DIRECTIONS
Please transcribe the data below exactly. Leave the pictures out.

SOURCE MATERIAL
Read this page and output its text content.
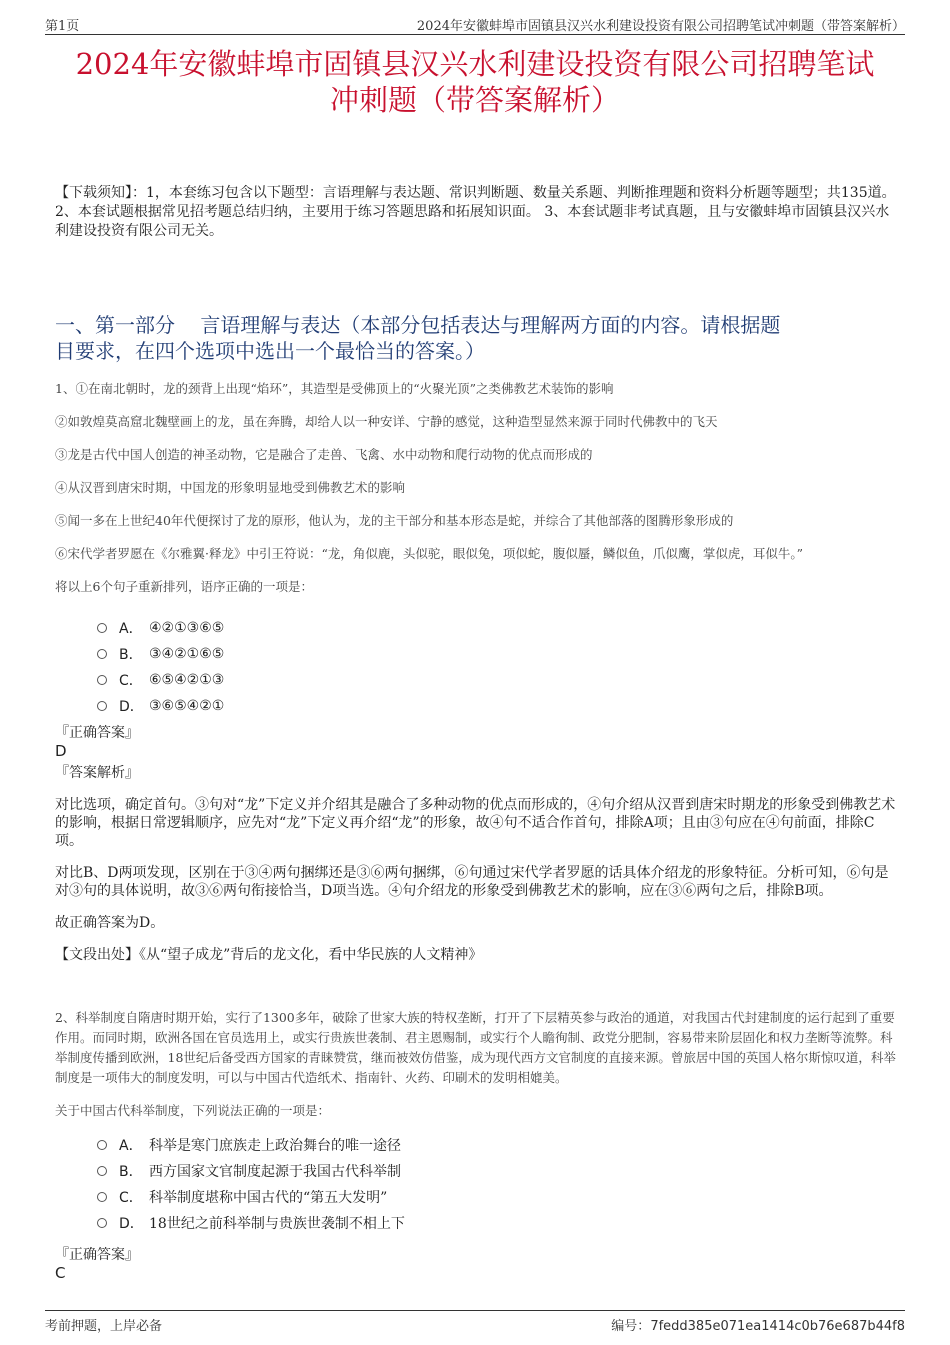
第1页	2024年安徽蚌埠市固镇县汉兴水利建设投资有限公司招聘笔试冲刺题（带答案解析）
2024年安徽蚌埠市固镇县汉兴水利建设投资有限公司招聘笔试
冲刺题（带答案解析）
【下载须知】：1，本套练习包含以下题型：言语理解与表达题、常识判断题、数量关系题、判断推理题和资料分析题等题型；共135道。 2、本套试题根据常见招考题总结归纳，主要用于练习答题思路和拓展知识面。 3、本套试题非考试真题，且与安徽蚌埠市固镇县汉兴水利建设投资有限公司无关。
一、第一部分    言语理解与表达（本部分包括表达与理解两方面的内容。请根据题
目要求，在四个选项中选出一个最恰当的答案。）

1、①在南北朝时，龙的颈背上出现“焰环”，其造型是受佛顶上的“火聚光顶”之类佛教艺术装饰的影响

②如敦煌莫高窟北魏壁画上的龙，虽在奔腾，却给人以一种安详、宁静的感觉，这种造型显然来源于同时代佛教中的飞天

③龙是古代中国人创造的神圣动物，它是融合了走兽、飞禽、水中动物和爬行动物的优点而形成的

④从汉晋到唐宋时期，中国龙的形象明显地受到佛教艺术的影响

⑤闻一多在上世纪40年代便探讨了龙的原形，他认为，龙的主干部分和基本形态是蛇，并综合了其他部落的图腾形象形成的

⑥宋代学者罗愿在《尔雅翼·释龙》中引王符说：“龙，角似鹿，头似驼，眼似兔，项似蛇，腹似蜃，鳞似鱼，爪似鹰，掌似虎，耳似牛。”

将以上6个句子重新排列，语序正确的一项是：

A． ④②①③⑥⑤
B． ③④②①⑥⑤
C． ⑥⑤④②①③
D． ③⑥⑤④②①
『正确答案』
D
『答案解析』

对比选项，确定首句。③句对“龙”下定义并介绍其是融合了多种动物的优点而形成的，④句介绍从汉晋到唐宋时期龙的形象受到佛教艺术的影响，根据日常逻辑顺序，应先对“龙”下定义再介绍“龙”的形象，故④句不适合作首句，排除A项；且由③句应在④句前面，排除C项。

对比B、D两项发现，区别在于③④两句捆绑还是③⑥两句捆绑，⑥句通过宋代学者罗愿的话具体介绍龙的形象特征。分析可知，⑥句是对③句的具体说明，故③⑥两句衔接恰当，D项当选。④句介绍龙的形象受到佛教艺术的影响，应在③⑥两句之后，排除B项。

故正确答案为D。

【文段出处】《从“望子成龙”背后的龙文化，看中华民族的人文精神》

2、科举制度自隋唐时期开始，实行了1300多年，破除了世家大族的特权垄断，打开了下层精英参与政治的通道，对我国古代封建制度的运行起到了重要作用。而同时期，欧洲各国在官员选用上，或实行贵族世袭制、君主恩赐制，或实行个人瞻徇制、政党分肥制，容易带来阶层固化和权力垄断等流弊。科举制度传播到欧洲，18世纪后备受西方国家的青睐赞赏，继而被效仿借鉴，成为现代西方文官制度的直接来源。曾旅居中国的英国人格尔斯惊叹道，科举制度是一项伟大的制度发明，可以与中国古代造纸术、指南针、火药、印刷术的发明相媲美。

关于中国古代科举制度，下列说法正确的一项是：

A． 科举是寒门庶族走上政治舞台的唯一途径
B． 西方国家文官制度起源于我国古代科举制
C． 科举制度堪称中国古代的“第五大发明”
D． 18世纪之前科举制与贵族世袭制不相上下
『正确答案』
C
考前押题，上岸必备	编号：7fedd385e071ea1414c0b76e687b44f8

ANSWER FOR THIS EXERCISE
Read this page and output its text content.
第1页	2024年安徽蚌埠市固镇县汉兴水利建设投资有限公司招聘笔试冲刺题（带答案解析）
2024年安徽蚌埠市固镇县汉兴水利建设投资有限公司招聘笔试
冲刺题（带答案解析）
【下载须知】：1，本套练习包含以下题型：言语理解与表达题、常识判断题、数量关系题、判断推理题和资料分析题等题型；共135道。 2、本套试题根据常见招考题总结归纳，主要用于练习答题思路和拓展知识面。 3、本套试题非考试真题，且与安徽蚌埠市固镇县汉兴水利建设投资有限公司无关。
一、第一部分    言语理解与表达（本部分包括表达与理解两方面的内容。请根据题
目要求，在四个选项中选出一个最恰当的答案。）

1、①在南北朝时，龙的颈背上出现“焰环”，其造型是受佛顶上的“火聚光顶”之类佛教艺术装饰的影响

②如敦煌莫高窟北魏壁画上的龙，虽在奔腾，却给人以一种安详、宁静的感觉，这种造型显然来源于同时代佛教中的飞天

③龙是古代中国人创造的神圣动物，它是融合了走兽、飞禽、水中动物和爬行动物的优点而形成的

④从汉晋到唐宋时期，中国龙的形象明显地受到佛教艺术的影响

⑤闻一多在上世纪40年代便探讨了龙的原形，他认为，龙的主干部分和基本形态是蛇，并综合了其他部落的图腾形象形成的

⑥宋代学者罗愿在《尔雅翼·释龙》中引王符说：“龙，角似鹿，头似驼，眼似兔，项似蛇，腹似蜃，鳞似鱼，爪似鹰，掌似虎，耳似牛。”

将以上6个句子重新排列，语序正确的一项是：

A． ④②①③⑥⑤
B． ③④②①⑥⑤
C． ⑥⑤④②①③
D． ③⑥⑤④②①
『正确答案』
D
『答案解析』

对比选项，确定首句。③句对“龙”下定义并介绍其是融合了多种动物的优点而形成的，④句介绍从汉晋到唐宋时期龙的形象受到佛教艺术的影响，根据日常逻辑顺序，应先对“龙”下定义再介绍“龙”的形象，故④句不适合作首句，排除A项；且由③句应在④句前面，排除C项。

对比B、D两项发现，区别在于③④两句捆绑还是③⑥两句捆绑，⑥句通过宋代学者罗愿的话具体介绍龙的形象特征。分析可知，⑥句是对③句的具体说明，故③⑥两句衔接恰当，D项当选。④句介绍龙的形象受到佛教艺术的影响，应在③⑥两句之后，排除B项。

故正确答案为D。

【文段出处】《从“望子成龙”背后的龙文化，看中华民族的人文精神》

2、科举制度自隋唐时期开始，实行了1300多年，破除了世家大族的特权垄断，打开了下层精英参与政治的通道，对我国古代封建制度的运行起到了重要作用。而同时期，欧洲各国在官员选用上，或实行贵族世袭制、君主恩赐制，或实行个人瞻徇制、政党分肥制，容易带来阶层固化和权力垄断等流弊。科举制度传播到欧洲，18世纪后备受西方国家的青睐赞赏，继而被效仿借鉴，成为现代西方文官制度的直接来源。曾旅居中国的英国人格尔斯惊叹道，科举制度是一项伟大的制度发明，可以与中国古代造纸术、指南针、火药、印刷术的发明相媲美。

关于中国古代科举制度，下列说法正确的一项是：

A． 科举是寒门庶族走上政治舞台的唯一途径
B． 西方国家文官制度起源于我国古代科举制
C． 科举制度堪称中国古代的“第五大发明”
D． 18世纪之前科举制与贵族世袭制不相上下
『正确答案』
C
考前押题，上岸必备	编号：7fedd385e071ea1414c0b76e687b44f8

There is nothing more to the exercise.